▸ Exercise: The material below should be written out in full and exactly; pictures stay out of the copy.

▸ Dataset excerpts:

--- start ---

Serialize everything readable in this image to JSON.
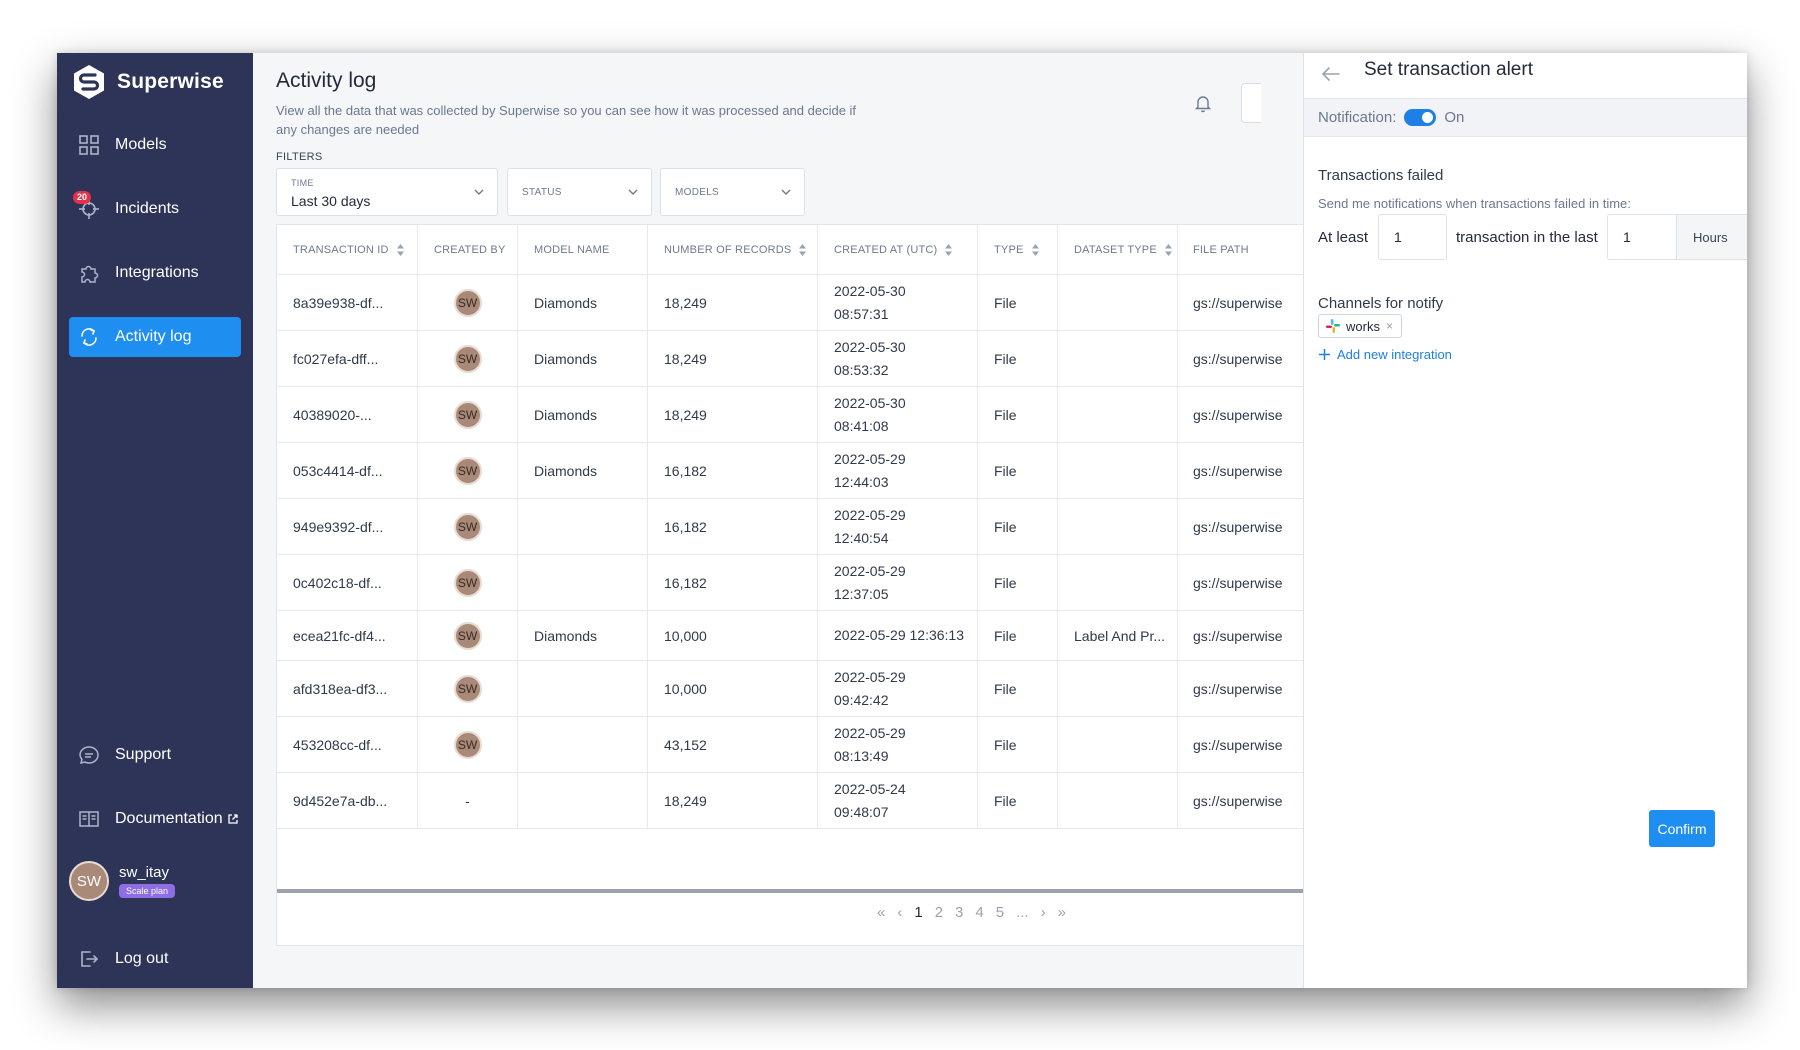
{
  "app": {
    "name": "Superwise"
  },
  "sidebar": {
    "items": [
      {
        "label": "Models",
        "icon": "grid-icon"
      },
      {
        "label": "Incidents",
        "icon": "crosshair-icon",
        "badge": "20"
      },
      {
        "label": "Integrations",
        "icon": "puzzle-icon"
      },
      {
        "label": "Activity log",
        "icon": "sync-icon",
        "active": true
      }
    ],
    "bottom_items": [
      {
        "label": "Support",
        "icon": "chat-icon"
      },
      {
        "label": "Documentation",
        "icon": "book-icon"
      }
    ],
    "user": {
      "initials": "SW",
      "name": "sw_itay",
      "plan": "Scale plan"
    },
    "logout_label": "Log out"
  },
  "main": {
    "title": "Activity log",
    "subtitle": "View all the data that was collected by Superwise so you can see how it was processed and decide if any changes are needed",
    "filters_label": "FILTERS",
    "filters": {
      "time": {
        "caption": "TIME",
        "value": "Last 30 days"
      },
      "status": {
        "caption": "STATUS"
      },
      "models": {
        "caption": "MODELS"
      }
    },
    "table": {
      "columns": [
        "TRANSACTION ID",
        "CREATED BY",
        "MODEL NAME",
        "NUMBER OF RECORDS",
        "CREATED AT (UTC)",
        "TYPE",
        "DATASET TYPE",
        "FILE PATH"
      ],
      "rows": [
        {
          "id": "8a39e938-df...",
          "created_by": "SW",
          "model": "Diamonds",
          "records": "18,249",
          "date": "2022-05-30",
          "time": "08:57:31",
          "type": "File",
          "dataset": "",
          "path": "gs://superwise"
        },
        {
          "id": "fc027efa-dff...",
          "created_by": "SW",
          "model": "Diamonds",
          "records": "18,249",
          "date": "2022-05-30",
          "time": "08:53:32",
          "type": "File",
          "dataset": "",
          "path": "gs://superwise"
        },
        {
          "id": "40389020-...",
          "created_by": "SW",
          "model": "Diamonds",
          "records": "18,249",
          "date": "2022-05-30",
          "time": "08:41:08",
          "type": "File",
          "dataset": "",
          "path": "gs://superwise"
        },
        {
          "id": "053c4414-df...",
          "created_by": "SW",
          "model": "Diamonds",
          "records": "16,182",
          "date": "2022-05-29",
          "time": "12:44:03",
          "type": "File",
          "dataset": "",
          "path": "gs://superwise"
        },
        {
          "id": "949e9392-df...",
          "created_by": "SW",
          "model": "",
          "records": "16,182",
          "date": "2022-05-29",
          "time": "12:40:54",
          "type": "File",
          "dataset": "",
          "path": "gs://superwise"
        },
        {
          "id": "0c402c18-df...",
          "created_by": "SW",
          "model": "",
          "records": "16,182",
          "date": "2022-05-29",
          "time": "12:37:05",
          "type": "File",
          "dataset": "",
          "path": "gs://superwise"
        },
        {
          "id": "ecea21fc-df4...",
          "created_by": "SW",
          "model": "Diamonds",
          "records": "10,000",
          "date": "2022-05-29 12:36:13",
          "time": "",
          "type": "File",
          "dataset": "Label And Pr...",
          "path": "gs://superwise"
        },
        {
          "id": "afd318ea-df3...",
          "created_by": "SW",
          "model": "",
          "records": "10,000",
          "date": "2022-05-29",
          "time": "09:42:42",
          "type": "File",
          "dataset": "",
          "path": "gs://superwise"
        },
        {
          "id": "453208cc-df...",
          "created_by": "SW",
          "model": "",
          "records": "43,152",
          "date": "2022-05-29",
          "time": "08:13:49",
          "type": "File",
          "dataset": "",
          "path": "gs://superwise"
        },
        {
          "id": "9d452e7a-db...",
          "created_by": "-",
          "model": "",
          "records": "18,249",
          "date": "2022-05-24",
          "time": "09:48:07",
          "type": "File",
          "dataset": "",
          "path": "gs://superwise"
        }
      ]
    },
    "pagination": {
      "pages": [
        "1",
        "2",
        "3",
        "4",
        "5"
      ],
      "ellipsis": "...",
      "current": "1"
    }
  },
  "panel": {
    "title": "Set transaction alert",
    "notification_label": "Notification:",
    "notification_state": "On",
    "section_title": "Transactions failed",
    "section_sub": "Send me notifications when transactions failed in time:",
    "at_least_label": "At least",
    "count_value": "1",
    "middle_label": "transaction in the last",
    "period_value": "1",
    "unit_value": "Hours",
    "channels_title": "Channels for notify",
    "channel_chip": "works",
    "add_integration": "Add new integration",
    "confirm_label": "Confirm"
  },
  "colors": {
    "sidebar_bg": "#2e3458",
    "accent": "#1e8ef0",
    "badge": "#e0334b",
    "avatar": "#a98978"
  }
}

--- end ---

▸ Reply:
Serialize everything readable in this image to JSON.
{
  "app": {
    "name": "Superwise"
  },
  "sidebar": {
    "items": [
      {
        "label": "Models",
        "icon": "grid-icon"
      },
      {
        "label": "Incidents",
        "icon": "crosshair-icon",
        "badge": "20"
      },
      {
        "label": "Integrations",
        "icon": "puzzle-icon"
      },
      {
        "label": "Activity log",
        "icon": "sync-icon",
        "active": true
      }
    ],
    "bottom_items": [
      {
        "label": "Support",
        "icon": "chat-icon"
      },
      {
        "label": "Documentation",
        "icon": "book-icon"
      }
    ],
    "user": {
      "initials": "SW",
      "name": "sw_itay",
      "plan": "Scale plan"
    },
    "logout_label": "Log out"
  },
  "main": {
    "title": "Activity log",
    "subtitle": "View all the data that was collected by Superwise so you can see how it was processed and decide if any changes are needed",
    "filters_label": "FILTERS",
    "filters": {
      "time": {
        "caption": "TIME",
        "value": "Last 30 days"
      },
      "status": {
        "caption": "STATUS"
      },
      "models": {
        "caption": "MODELS"
      }
    },
    "table": {
      "columns": [
        "TRANSACTION ID",
        "CREATED BY",
        "MODEL NAME",
        "NUMBER OF RECORDS",
        "CREATED AT (UTC)",
        "TYPE",
        "DATASET TYPE",
        "FILE PATH"
      ],
      "rows": [
        {
          "id": "8a39e938-df...",
          "created_by": "SW",
          "model": "Diamonds",
          "records": "18,249",
          "date": "2022-05-30",
          "time": "08:57:31",
          "type": "File",
          "dataset": "",
          "path": "gs://superwise"
        },
        {
          "id": "fc027efa-dff...",
          "created_by": "SW",
          "model": "Diamonds",
          "records": "18,249",
          "date": "2022-05-30",
          "time": "08:53:32",
          "type": "File",
          "dataset": "",
          "path": "gs://superwise"
        },
        {
          "id": "40389020-...",
          "created_by": "SW",
          "model": "Diamonds",
          "records": "18,249",
          "date": "2022-05-30",
          "time": "08:41:08",
          "type": "File",
          "dataset": "",
          "path": "gs://superwise"
        },
        {
          "id": "053c4414-df...",
          "created_by": "SW",
          "model": "Diamonds",
          "records": "16,182",
          "date": "2022-05-29",
          "time": "12:44:03",
          "type": "File",
          "dataset": "",
          "path": "gs://superwise"
        },
        {
          "id": "949e9392-df...",
          "created_by": "SW",
          "model": "",
          "records": "16,182",
          "date": "2022-05-29",
          "time": "12:40:54",
          "type": "File",
          "dataset": "",
          "path": "gs://superwise"
        },
        {
          "id": "0c402c18-df...",
          "created_by": "SW",
          "model": "",
          "records": "16,182",
          "date": "2022-05-29",
          "time": "12:37:05",
          "type": "File",
          "dataset": "",
          "path": "gs://superwise"
        },
        {
          "id": "ecea21fc-df4...",
          "created_by": "SW",
          "model": "Diamonds",
          "records": "10,000",
          "date": "2022-05-29 12:36:13",
          "time": "",
          "type": "File",
          "dataset": "Label And Pr...",
          "path": "gs://superwise"
        },
        {
          "id": "afd318ea-df3...",
          "created_by": "SW",
          "model": "",
          "records": "10,000",
          "date": "2022-05-29",
          "time": "09:42:42",
          "type": "File",
          "dataset": "",
          "path": "gs://superwise"
        },
        {
          "id": "453208cc-df...",
          "created_by": "SW",
          "model": "",
          "records": "43,152",
          "date": "2022-05-29",
          "time": "08:13:49",
          "type": "File",
          "dataset": "",
          "path": "gs://superwise"
        },
        {
          "id": "9d452e7a-db...",
          "created_by": "-",
          "model": "",
          "records": "18,249",
          "date": "2022-05-24",
          "time": "09:48:07",
          "type": "File",
          "dataset": "",
          "path": "gs://superwise"
        }
      ]
    },
    "pagination": {
      "pages": [
        "1",
        "2",
        "3",
        "4",
        "5"
      ],
      "ellipsis": "...",
      "current": "1"
    }
  },
  "panel": {
    "title": "Set transaction alert",
    "notification_label": "Notification:",
    "notification_state": "On",
    "section_title": "Transactions failed",
    "section_sub": "Send me notifications when transactions failed in time:",
    "at_least_label": "At least",
    "count_value": "1",
    "middle_label": "transaction in the last",
    "period_value": "1",
    "unit_value": "Hours",
    "channels_title": "Channels for notify",
    "channel_chip": "works",
    "add_integration": "Add new integration",
    "confirm_label": "Confirm"
  },
  "colors": {
    "sidebar_bg": "#2e3458",
    "accent": "#1e8ef0",
    "badge": "#e0334b",
    "avatar": "#a98978"
  }
}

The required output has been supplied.